═════ GIVEN INFORMATION ═════

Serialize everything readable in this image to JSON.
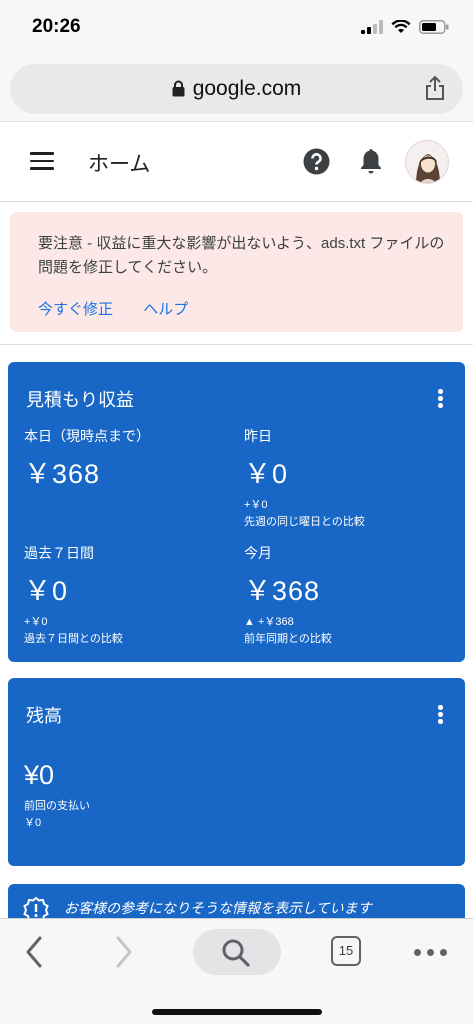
{
  "status_bar": {
    "time": "20:26"
  },
  "browser": {
    "url": "google.com",
    "tab_count": "15"
  },
  "header": {
    "title": "ホーム"
  },
  "warning": {
    "message": "要注意 - 収益に重大な影響が出ないよう、ads.txt ファイルの問題を修正してください。",
    "fix_now_link": "今すぐ修正",
    "help_link": "ヘルプ"
  },
  "earnings_card": {
    "title": "見積もり収益",
    "today": {
      "label": "本日（現時点まで）",
      "value": "￥368"
    },
    "yesterday": {
      "label": "昨日",
      "value": "￥0",
      "change": "+￥0",
      "comparison": "先週の同じ曜日との比較"
    },
    "last7": {
      "label": "過去７日間",
      "value": "￥0",
      "change": "+￥0",
      "comparison": "過去７日間との比較"
    },
    "this_month": {
      "label": "今月",
      "value": "￥368",
      "change": "▲ +￥368",
      "comparison": "前年同期との比較"
    }
  },
  "balance_card": {
    "title": "残高",
    "value": "¥0",
    "last_payment_label": "前回の支払い",
    "last_payment_value": "￥0"
  },
  "info_card": {
    "text": "お客様の参考になりそうな情報を表示しています"
  },
  "colors": {
    "card_blue": "#1866c6",
    "warning_bg": "#fce8e6",
    "link_blue": "#1a73e8"
  }
}
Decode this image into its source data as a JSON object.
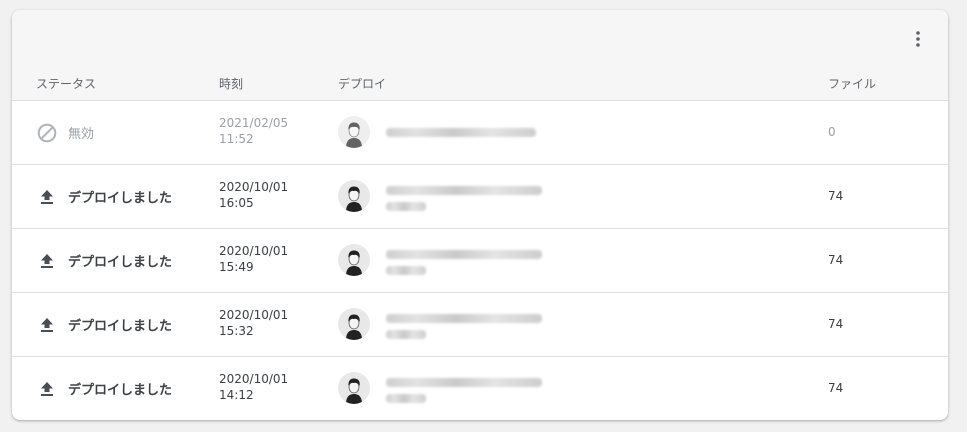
{
  "table": {
    "menu_icon": "more-vert-icon",
    "headers": {
      "status": "ステータス",
      "time": "時刻",
      "deploy": "デプロイ",
      "files": "ファイル"
    },
    "rows": [
      {
        "status_icon": "block-icon",
        "status": "無効",
        "date": "2021/02/05",
        "time": "11:52",
        "files": "0",
        "disabled": true
      },
      {
        "status_icon": "upload-icon",
        "status": "デプロイしました",
        "date": "2020/10/01",
        "time": "16:05",
        "files": "74",
        "disabled": false
      },
      {
        "status_icon": "upload-icon",
        "status": "デプロイしました",
        "date": "2020/10/01",
        "time": "15:49",
        "files": "74",
        "disabled": false
      },
      {
        "status_icon": "upload-icon",
        "status": "デプロイしました",
        "date": "2020/10/01",
        "time": "15:32",
        "files": "74",
        "disabled": false
      },
      {
        "status_icon": "upload-icon",
        "status": "デプロイしました",
        "date": "2020/10/01",
        "time": "14:12",
        "files": "74",
        "disabled": false
      }
    ]
  }
}
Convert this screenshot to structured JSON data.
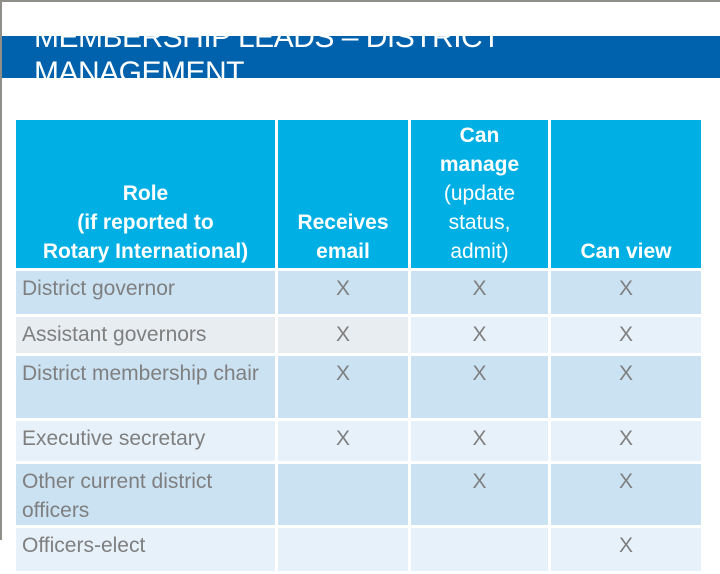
{
  "slide": {
    "title": "Membership Leads – District Management"
  },
  "colors": {
    "title_band": "#0062ac",
    "header": "#00b0e4",
    "row_dark": "#cbe2f3",
    "row_light": "#e7f1f9",
    "body_text": "#7f7f7f"
  },
  "table": {
    "headers": {
      "role": "Role\n(if reported to\nRotary International)",
      "role_line1": "Role",
      "role_line2": "(if reported to",
      "role_line3": "Rotary International)",
      "receives_email_line1": "Receives",
      "receives_email_line2": "email",
      "can_manage_line1": "Can",
      "can_manage_line2": "manage",
      "can_manage_line3": "(update",
      "can_manage_line4": "status,",
      "can_manage_line5": "admit)",
      "can_view": "Can view"
    },
    "rows": [
      {
        "role": "District governor",
        "receives_email": "X",
        "can_manage": "X",
        "can_view": "X"
      },
      {
        "role": "Assistant governors",
        "receives_email": "X",
        "can_manage": "X",
        "can_view": "X"
      },
      {
        "role": "District membership chair",
        "receives_email": "X",
        "can_manage": "X",
        "can_view": "X"
      },
      {
        "role": "Executive secretary",
        "receives_email": "X",
        "can_manage": "X",
        "can_view": "X"
      },
      {
        "role": "Other current district officers",
        "receives_email": "",
        "can_manage": "X",
        "can_view": "X"
      },
      {
        "role": "Officers-elect",
        "receives_email": "",
        "can_manage": "",
        "can_view": "X"
      }
    ]
  }
}
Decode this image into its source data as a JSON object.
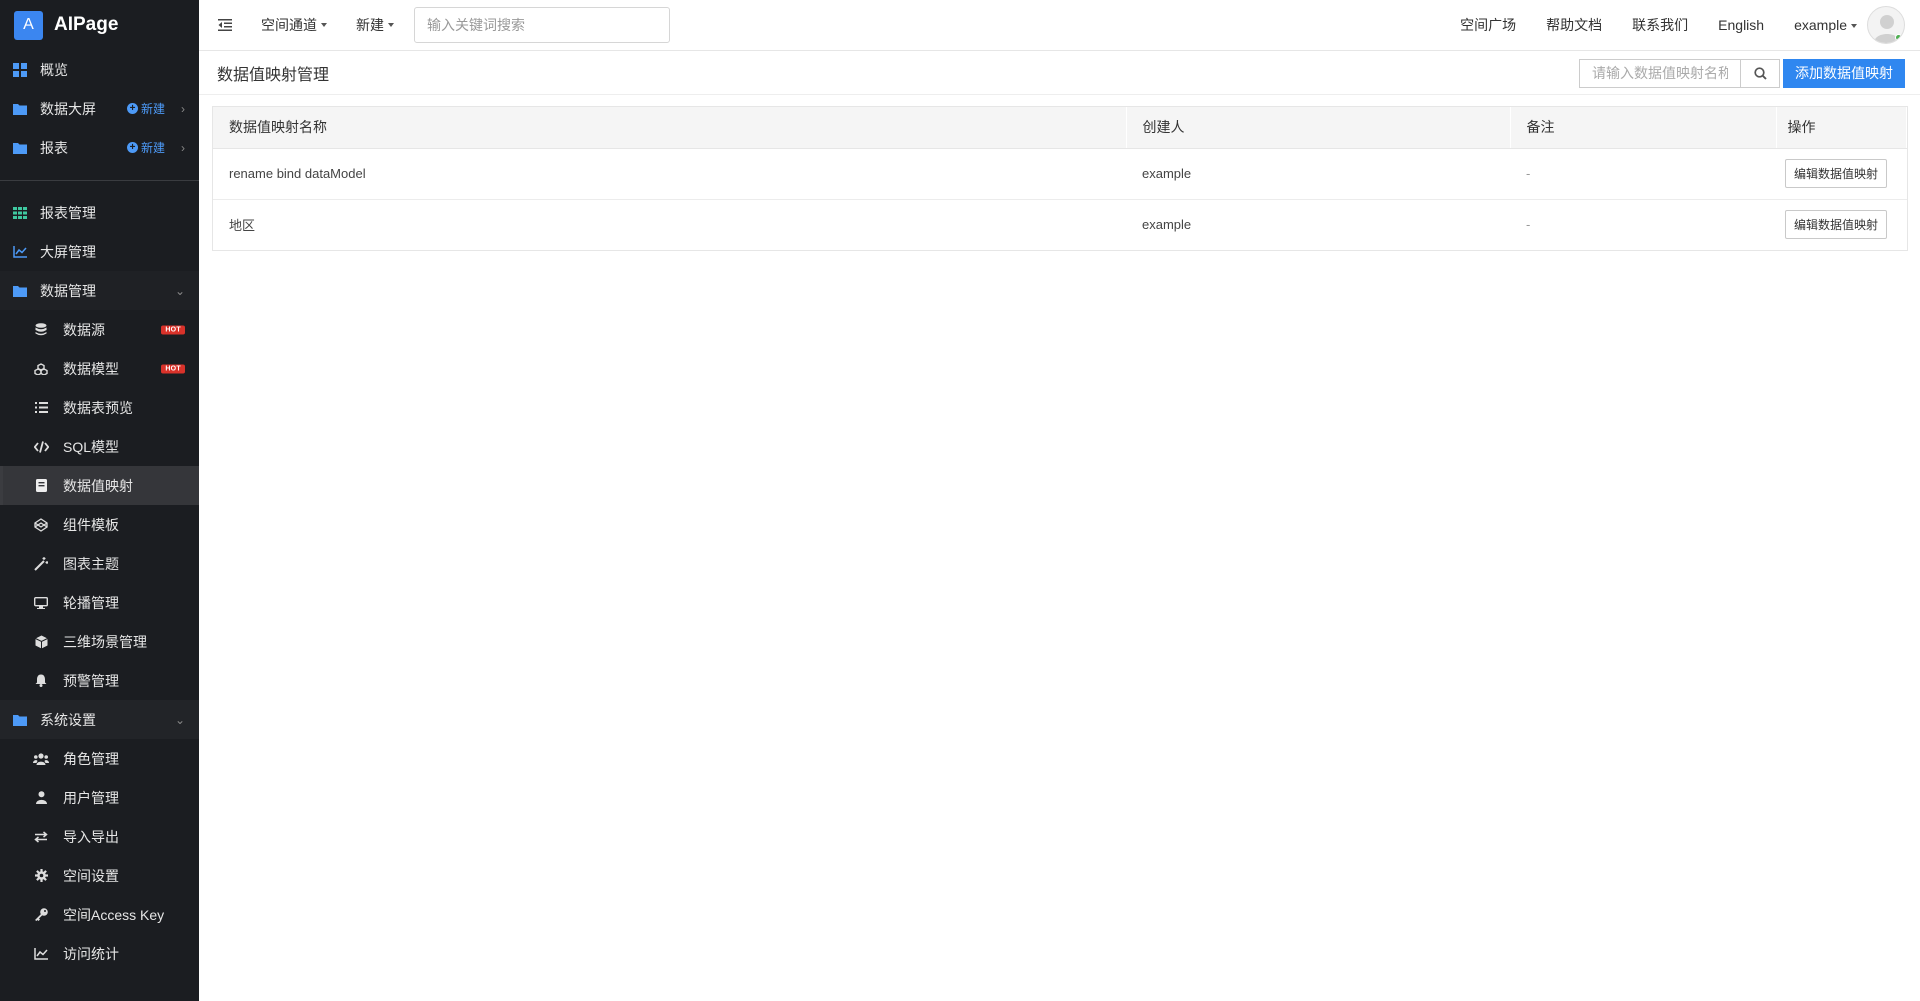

═════

* [DO THIS]:
Collect each line holding the string "comparison".

* [RESPONSE FOR THIS EXERCISE]:
      "comparison": "先週の同じ曜日との比較"
      "comparison": "過去７日間との比較"
      "comparison": "前年同期との比較"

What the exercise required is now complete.